_What the task asks_
Below are the records; collect from them each line containing the string "Guide".

_The input_
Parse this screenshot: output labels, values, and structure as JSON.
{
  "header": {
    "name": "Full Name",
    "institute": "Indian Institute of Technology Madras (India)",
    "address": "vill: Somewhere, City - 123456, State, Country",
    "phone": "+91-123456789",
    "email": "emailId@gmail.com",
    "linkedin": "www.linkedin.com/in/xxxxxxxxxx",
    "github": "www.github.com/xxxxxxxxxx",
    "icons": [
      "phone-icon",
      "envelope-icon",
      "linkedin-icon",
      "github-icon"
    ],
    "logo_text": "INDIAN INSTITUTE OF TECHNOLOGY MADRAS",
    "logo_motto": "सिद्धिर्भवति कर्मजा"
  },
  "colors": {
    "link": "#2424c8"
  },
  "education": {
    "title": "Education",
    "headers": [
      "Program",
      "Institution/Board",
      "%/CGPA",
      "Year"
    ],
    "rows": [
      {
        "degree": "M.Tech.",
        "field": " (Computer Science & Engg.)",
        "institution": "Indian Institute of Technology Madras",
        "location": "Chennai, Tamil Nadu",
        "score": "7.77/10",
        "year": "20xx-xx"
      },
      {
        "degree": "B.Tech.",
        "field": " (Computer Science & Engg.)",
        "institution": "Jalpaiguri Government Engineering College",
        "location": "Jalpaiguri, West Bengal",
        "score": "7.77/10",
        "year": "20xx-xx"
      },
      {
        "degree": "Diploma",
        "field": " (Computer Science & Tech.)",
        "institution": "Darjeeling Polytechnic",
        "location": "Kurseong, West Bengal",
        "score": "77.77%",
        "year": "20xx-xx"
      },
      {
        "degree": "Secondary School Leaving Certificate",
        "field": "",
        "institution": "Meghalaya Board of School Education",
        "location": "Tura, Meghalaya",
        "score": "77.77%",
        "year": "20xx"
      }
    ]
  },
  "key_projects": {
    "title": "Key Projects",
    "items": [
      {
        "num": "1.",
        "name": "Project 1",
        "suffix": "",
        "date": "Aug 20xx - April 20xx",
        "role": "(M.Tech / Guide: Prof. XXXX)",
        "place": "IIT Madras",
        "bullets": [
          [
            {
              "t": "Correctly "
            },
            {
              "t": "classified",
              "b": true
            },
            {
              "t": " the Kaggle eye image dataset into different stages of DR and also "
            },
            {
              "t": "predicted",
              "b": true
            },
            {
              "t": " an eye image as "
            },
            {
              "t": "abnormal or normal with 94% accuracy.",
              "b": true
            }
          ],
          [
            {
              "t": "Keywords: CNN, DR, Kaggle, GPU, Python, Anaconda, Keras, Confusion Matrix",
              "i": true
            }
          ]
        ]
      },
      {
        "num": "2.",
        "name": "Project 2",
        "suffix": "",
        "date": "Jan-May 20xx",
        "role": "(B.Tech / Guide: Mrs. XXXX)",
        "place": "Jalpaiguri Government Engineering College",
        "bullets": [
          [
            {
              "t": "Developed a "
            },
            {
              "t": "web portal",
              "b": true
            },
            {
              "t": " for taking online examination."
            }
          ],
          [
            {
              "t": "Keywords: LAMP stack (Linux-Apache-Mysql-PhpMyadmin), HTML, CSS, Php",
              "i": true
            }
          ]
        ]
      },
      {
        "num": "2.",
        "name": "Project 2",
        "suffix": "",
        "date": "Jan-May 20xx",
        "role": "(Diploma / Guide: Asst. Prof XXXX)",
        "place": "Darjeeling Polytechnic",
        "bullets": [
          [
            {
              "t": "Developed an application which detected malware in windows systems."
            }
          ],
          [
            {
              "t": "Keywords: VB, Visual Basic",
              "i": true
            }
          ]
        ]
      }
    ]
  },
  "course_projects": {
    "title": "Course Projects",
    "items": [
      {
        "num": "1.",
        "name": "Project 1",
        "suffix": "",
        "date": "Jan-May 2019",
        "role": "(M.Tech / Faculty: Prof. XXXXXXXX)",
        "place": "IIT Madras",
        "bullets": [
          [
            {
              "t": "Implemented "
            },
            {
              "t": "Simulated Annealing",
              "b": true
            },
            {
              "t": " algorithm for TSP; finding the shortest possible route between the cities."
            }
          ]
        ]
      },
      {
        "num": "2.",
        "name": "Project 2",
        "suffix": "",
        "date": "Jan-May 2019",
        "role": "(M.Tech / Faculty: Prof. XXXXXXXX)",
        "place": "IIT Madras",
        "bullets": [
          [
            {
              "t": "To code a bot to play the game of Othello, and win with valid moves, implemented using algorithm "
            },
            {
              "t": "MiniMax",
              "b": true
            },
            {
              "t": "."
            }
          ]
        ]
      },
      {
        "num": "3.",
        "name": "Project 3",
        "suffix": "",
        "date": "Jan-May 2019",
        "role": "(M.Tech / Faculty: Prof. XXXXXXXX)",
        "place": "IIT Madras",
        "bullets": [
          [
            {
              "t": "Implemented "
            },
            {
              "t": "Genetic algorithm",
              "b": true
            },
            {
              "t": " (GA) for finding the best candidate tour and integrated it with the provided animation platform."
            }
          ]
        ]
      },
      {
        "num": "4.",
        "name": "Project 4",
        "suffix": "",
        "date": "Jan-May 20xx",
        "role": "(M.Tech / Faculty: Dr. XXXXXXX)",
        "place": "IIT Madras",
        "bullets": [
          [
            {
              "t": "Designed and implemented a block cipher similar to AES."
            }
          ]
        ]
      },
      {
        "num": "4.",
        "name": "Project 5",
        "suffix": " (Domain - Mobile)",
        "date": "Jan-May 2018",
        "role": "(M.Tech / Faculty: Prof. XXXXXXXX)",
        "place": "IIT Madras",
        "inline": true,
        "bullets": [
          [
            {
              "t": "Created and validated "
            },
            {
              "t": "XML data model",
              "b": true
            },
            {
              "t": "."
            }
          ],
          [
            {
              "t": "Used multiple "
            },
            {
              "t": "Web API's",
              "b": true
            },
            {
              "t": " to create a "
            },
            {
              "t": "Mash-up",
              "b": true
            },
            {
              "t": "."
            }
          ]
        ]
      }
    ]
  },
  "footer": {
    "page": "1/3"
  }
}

_Exercise solution_
        "role": "(M.Tech / Guide: Prof. XXXX)",
        "role": "(B.Tech / Guide: Mrs. XXXX)",
        "role": "(Diploma / Guide: Asst. Prof XXXX)",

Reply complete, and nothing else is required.